Exercise requirements
Gather all lines in the entries below that include the word "hạng".
* BEGIN Input data *
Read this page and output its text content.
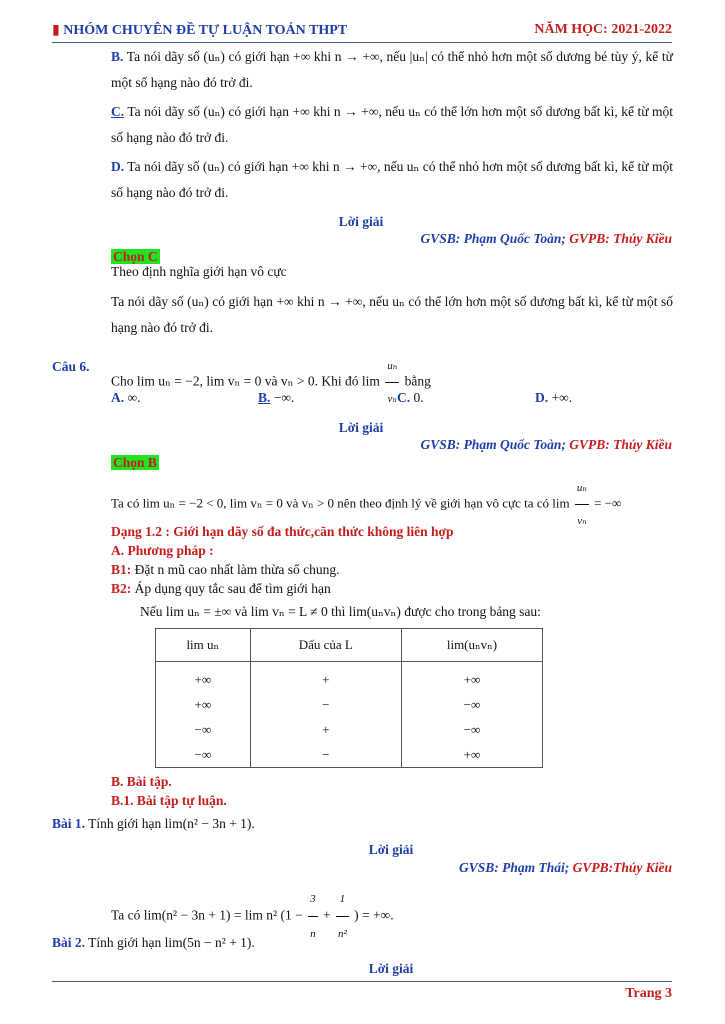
▮ NHÓM CHUYÊN ĐỀ TỰ LUẬN TOÁN THPT	NĂM HỌC: 2021-2022
B. Ta nói dãy số (uₙ) có giới hạn +∞ khi n → +∞, nếu |uₙ| có thể nhỏ hơn một số dương bé tùy ý, kể từ một số hạng nào đó trở đi.
C. Ta nói dãy số (uₙ) có giới hạn +∞ khi n → +∞, nếu uₙ có thể lớn hơn một số dương bất kì, kể từ một số hạng nào đó trở đi.
D. Ta nói dãy số (uₙ) có giới hạn +∞ khi n → +∞, nếu uₙ có thể nhỏ hơn một số dương bất kì, kể từ một số hạng nào đó trở đi.
Lời giải
GVSB: Phạm Quốc Toàn; GVPB: Thúy Kiều
Chọn C
Theo định nghĩa giới hạn vô cực
Ta nói dãy số (uₙ) có giới hạn +∞ khi n → +∞, nếu uₙ có thể lớn hơn một số dương bất kì, kể từ một số hạng nào đó trở đi.
Câu 6.
Cho lim uₙ = −2, lim vₙ = 0 và vₙ > 0. Khi đó $\lim \frac{\text{uₙ}}{\text{vₙ}}$ bằng
A. ∞.	B. −∞.	C. 0.	D. +∞.
Lời giải
GVSB: Phạm Quốc Toàn; GVPB: Thúy Kiều
Chọn B
Ta có lim uₙ = −2 < 0, lim vₙ = 0 và vₙ > 0 nên theo định lý về giới hạn vô cực ta có $\lim \frac{\text{uₙ}}{\text{vₙ}}$ = −∞
Dạng 1.2 : Giới hạn dãy số đa thức,căn thức không liên hợp
A. Phương pháp :
B1: Đặt n mũ cao nhất làm thừa số chung.
B2: Áp dụng quy tắc sau để tìm giới hạn
Nếu lim uₙ = ±∞ và lim vₙ = L ≠ 0 thì lim(uₙvₙ) được cho trong bảng sau:
lim uₙ	Dấu của L	lim(uₙvₙ)
+∞	+	+∞
+∞	−	−∞
−∞	+	−∞
−∞	−	+∞
B. Bài tập.
B.1. Bài tập tự luận.
Bài 1. Tính giới hạn lim(n² − 3n + 1).
Lời giải
GVSB: Phạm Thái; GVPB:Thúy Kiều
Ta có lim(n² − 3n + 1) = lim n² ($1 - \frac{3}{n} + \frac{1}{\text{n²}}$ ) = +∞.
Bài 2. Tính giới hạn lim(5n − n² + 1).
Lời giải
Trang 3
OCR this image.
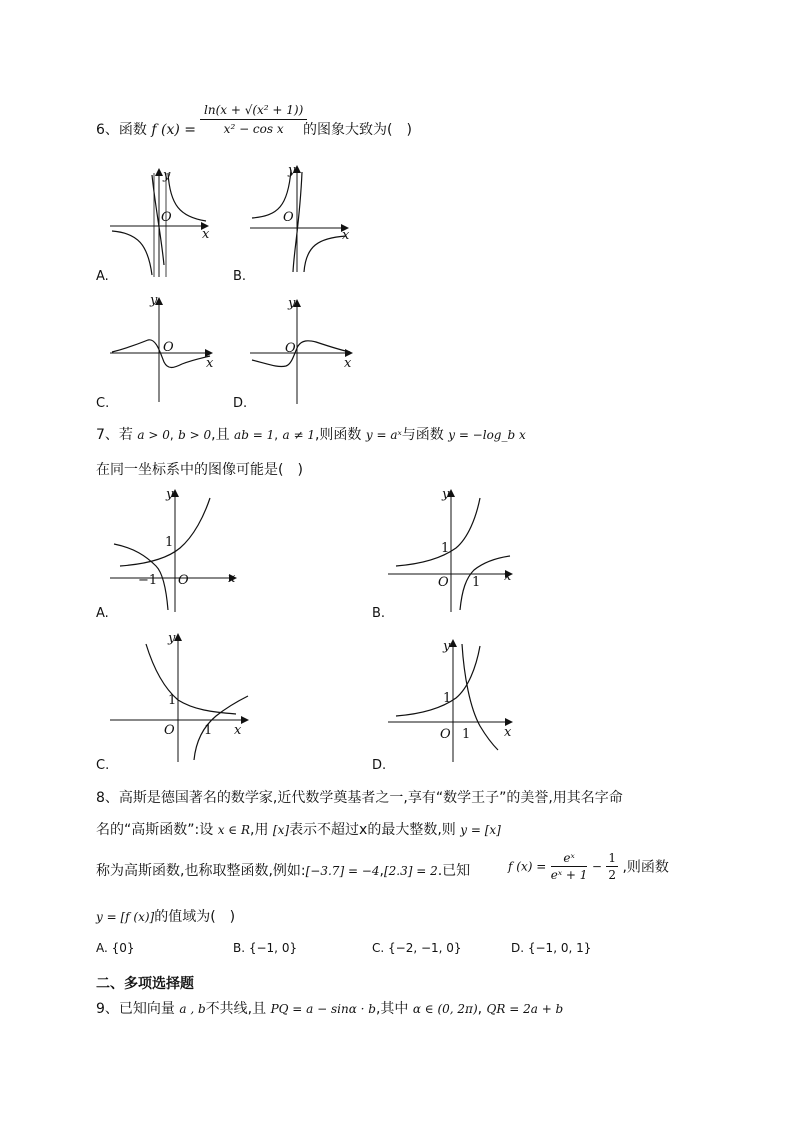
6、函数 f $(x) = \frac{\text{ln(x + √(x² + 1))}}{\text{x² − cos x}}$
的图象大致为(　)
y
O
x
A.
y
O
x
B.
y
O
x
C.
y
O
x
D.
7、若 a > 0, b > 0,且 ab = 1, a ≠ 1,则函数 y = aˣ与函数 y = −log_b x
在同一坐标系中的图像可能是(　)
y
1
−1 O	x
A.
y
1
O 1 x
B.
y
1
O 1 x
C.
y
1
O 1	x
D.
8、高斯是德国著名的数学家,近代数学奠基者之一,享有“数学王子”的美誉,用其名字命
名的“高斯函数”:设 x ∈ R,用 [x]表示不超过x的最大整数,则 y = [x]
称为高斯函数,也称取整函数,例如:[−3.7] = −4,[2.3] = 2.已知	f $(x) = \frac{\text{eˣ}}{\text{eˣ + 1}} - \frac{1}{2}$ ,则函数
y = [f (x)]的值域为(　)
A. {0}	B. {−1, 0}	C. {−2, −1, 0}	D. {−1, 0, 1}
二、多项选择题
9、已知向量 a , b不共线,且 PQ = a − sinα · b,其中 α ∈ (0, 2π), QR = 2a + b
* END Input data *
Answer to the exercise
B. Ta nói dãy số (uₙ) có giới hạn +∞ khi n → +∞, nếu |uₙ| có thể nhỏ hơn một số dương bé tùy ý, kể từ một số hạng nào đó trở đi.
C. Ta nói dãy số (uₙ) có giới hạn +∞ khi n → +∞, nếu uₙ có thể lớn hơn một số dương bất kì, kể từ một số hạng nào đó trở đi.
D. Ta nói dãy số (uₙ) có giới hạn +∞ khi n → +∞, nếu uₙ có thể nhỏ hơn một số dương bất kì, kể từ một số hạng nào đó trở đi.
Ta nói dãy số (uₙ) có giới hạn +∞ khi n → +∞, nếu uₙ có thể lớn hơn một số dương bất kì, kể từ một số hạng nào đó trở đi.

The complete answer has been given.